**** MATERIAL PROVIDED
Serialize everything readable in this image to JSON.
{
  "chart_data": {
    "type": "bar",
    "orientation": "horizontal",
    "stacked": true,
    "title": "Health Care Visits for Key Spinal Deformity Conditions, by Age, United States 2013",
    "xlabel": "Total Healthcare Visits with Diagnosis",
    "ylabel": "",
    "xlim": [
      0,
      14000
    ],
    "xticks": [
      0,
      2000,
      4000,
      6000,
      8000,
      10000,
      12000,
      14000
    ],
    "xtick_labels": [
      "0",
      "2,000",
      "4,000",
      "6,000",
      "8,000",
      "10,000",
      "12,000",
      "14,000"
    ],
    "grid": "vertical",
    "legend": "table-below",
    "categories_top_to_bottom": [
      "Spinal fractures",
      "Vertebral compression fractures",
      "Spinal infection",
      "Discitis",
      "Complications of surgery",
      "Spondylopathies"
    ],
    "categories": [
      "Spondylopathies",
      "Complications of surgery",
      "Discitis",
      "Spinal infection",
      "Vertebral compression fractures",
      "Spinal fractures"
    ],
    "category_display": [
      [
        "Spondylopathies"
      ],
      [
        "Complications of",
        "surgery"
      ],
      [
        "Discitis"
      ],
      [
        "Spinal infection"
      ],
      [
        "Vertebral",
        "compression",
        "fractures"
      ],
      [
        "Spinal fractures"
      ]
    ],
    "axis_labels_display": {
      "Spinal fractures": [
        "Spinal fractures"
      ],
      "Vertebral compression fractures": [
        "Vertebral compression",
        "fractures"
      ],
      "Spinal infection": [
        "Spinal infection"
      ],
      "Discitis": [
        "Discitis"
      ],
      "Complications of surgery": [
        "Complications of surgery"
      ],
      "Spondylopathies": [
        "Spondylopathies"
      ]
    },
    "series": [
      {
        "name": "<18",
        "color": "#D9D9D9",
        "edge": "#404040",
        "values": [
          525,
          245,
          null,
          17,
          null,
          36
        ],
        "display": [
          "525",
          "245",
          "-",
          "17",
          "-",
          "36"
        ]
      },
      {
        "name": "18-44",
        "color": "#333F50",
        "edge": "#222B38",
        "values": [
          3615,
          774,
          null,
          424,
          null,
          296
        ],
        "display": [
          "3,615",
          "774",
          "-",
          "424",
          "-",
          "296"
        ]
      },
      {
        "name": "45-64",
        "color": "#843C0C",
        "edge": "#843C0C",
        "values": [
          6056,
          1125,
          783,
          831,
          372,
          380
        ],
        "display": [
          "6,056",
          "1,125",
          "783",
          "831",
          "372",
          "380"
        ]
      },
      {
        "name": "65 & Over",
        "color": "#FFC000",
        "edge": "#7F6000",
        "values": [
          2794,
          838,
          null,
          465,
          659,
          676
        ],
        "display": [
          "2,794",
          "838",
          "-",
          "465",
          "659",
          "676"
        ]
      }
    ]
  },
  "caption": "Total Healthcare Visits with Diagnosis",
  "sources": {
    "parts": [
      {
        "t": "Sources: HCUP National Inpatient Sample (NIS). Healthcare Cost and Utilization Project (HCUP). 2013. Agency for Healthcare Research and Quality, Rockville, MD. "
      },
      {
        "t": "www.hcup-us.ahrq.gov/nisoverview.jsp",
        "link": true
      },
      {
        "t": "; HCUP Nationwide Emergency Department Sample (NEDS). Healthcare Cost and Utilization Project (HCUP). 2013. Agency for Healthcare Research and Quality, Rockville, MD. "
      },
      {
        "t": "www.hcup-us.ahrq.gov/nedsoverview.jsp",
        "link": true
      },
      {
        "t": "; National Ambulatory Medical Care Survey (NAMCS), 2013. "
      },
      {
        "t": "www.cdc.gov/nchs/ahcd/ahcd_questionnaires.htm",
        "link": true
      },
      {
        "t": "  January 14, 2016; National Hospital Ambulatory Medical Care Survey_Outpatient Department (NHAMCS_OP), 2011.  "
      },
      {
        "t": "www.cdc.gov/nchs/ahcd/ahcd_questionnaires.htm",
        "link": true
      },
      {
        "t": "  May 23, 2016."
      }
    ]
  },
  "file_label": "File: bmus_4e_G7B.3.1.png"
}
********
# EXERCISE DETAILS:
Copy all of the data exactly.

# SOLUTION FOR THIS TASK:
Serialize everything readable in this image to JSON.
{
  "chart_data": {
    "type": "bar",
    "orientation": "horizontal",
    "stacked": true,
    "title": "Health Care Visits for Key Spinal Deformity Conditions, by Age, United States 2013",
    "xlabel": "Total Healthcare Visits with Diagnosis",
    "ylabel": "",
    "xlim": [
      0,
      14000
    ],
    "xticks": [
      0,
      2000,
      4000,
      6000,
      8000,
      10000,
      12000,
      14000
    ],
    "xtick_labels": [
      "0",
      "2,000",
      "4,000",
      "6,000",
      "8,000",
      "10,000",
      "12,000",
      "14,000"
    ],
    "grid": "vertical",
    "legend": "table-below",
    "categories_top_to_bottom": [
      "Spinal fractures",
      "Vertebral compression fractures",
      "Spinal infection",
      "Discitis",
      "Complications of surgery",
      "Spondylopathies"
    ],
    "categories": [
      "Spondylopathies",
      "Complications of surgery",
      "Discitis",
      "Spinal infection",
      "Vertebral compression fractures",
      "Spinal fractures"
    ],
    "category_display": [
      [
        "Spondylopathies"
      ],
      [
        "Complications of",
        "surgery"
      ],
      [
        "Discitis"
      ],
      [
        "Spinal infection"
      ],
      [
        "Vertebral",
        "compression",
        "fractures"
      ],
      [
        "Spinal fractures"
      ]
    ],
    "axis_labels_display": {
      "Spinal fractures": [
        "Spinal fractures"
      ],
      "Vertebral compression fractures": [
        "Vertebral compression",
        "fractures"
      ],
      "Spinal infection": [
        "Spinal infection"
      ],
      "Discitis": [
        "Discitis"
      ],
      "Complications of surgery": [
        "Complications of surgery"
      ],
      "Spondylopathies": [
        "Spondylopathies"
      ]
    },
    "series": [
      {
        "name": "<18",
        "color": "#D9D9D9",
        "edge": "#404040",
        "values": [
          525,
          245,
          null,
          17,
          null,
          36
        ],
        "display": [
          "525",
          "245",
          "-",
          "17",
          "-",
          "36"
        ]
      },
      {
        "name": "18-44",
        "color": "#333F50",
        "edge": "#222B38",
        "values": [
          3615,
          774,
          null,
          424,
          null,
          296
        ],
        "display": [
          "3,615",
          "774",
          "-",
          "424",
          "-",
          "296"
        ]
      },
      {
        "name": "45-64",
        "color": "#843C0C",
        "edge": "#843C0C",
        "values": [
          6056,
          1125,
          783,
          831,
          372,
          380
        ],
        "display": [
          "6,056",
          "1,125",
          "783",
          "831",
          "372",
          "380"
        ]
      },
      {
        "name": "65 & Over",
        "color": "#FFC000",
        "edge": "#7F6000",
        "values": [
          2794,
          838,
          null,
          465,
          659,
          676
        ],
        "display": [
          "2,794",
          "838",
          "-",
          "465",
          "659",
          "676"
        ]
      }
    ]
  },
  "caption": "Total Healthcare Visits with Diagnosis",
  "sources": {
    "parts": [
      {
        "t": "Sources: HCUP National Inpatient Sample (NIS). Healthcare Cost and Utilization Project (HCUP). 2013. Agency for Healthcare Research and Quality, Rockville, MD. "
      },
      {
        "t": "www.hcup-us.ahrq.gov/nisoverview.jsp",
        "link": true
      },
      {
        "t": "; HCUP Nationwide Emergency Department Sample (NEDS). Healthcare Cost and Utilization Project (HCUP). 2013. Agency for Healthcare Research and Quality, Rockville, MD. "
      },
      {
        "t": "www.hcup-us.ahrq.gov/nedsoverview.jsp",
        "link": true
      },
      {
        "t": "; National Ambulatory Medical Care Survey (NAMCS), 2013. "
      },
      {
        "t": "www.cdc.gov/nchs/ahcd/ahcd_questionnaires.htm",
        "link": true
      },
      {
        "t": "  January 14, 2016; National Hospital Ambulatory Medical Care Survey_Outpatient Department (NHAMCS_OP), 2011.  "
      },
      {
        "t": "www.cdc.gov/nchs/ahcd/ahcd_questionnaires.htm",
        "link": true
      },
      {
        "t": "  May 23, 2016."
      }
    ]
  },
  "file_label": "File: bmus_4e_G7B.3.1.png"
}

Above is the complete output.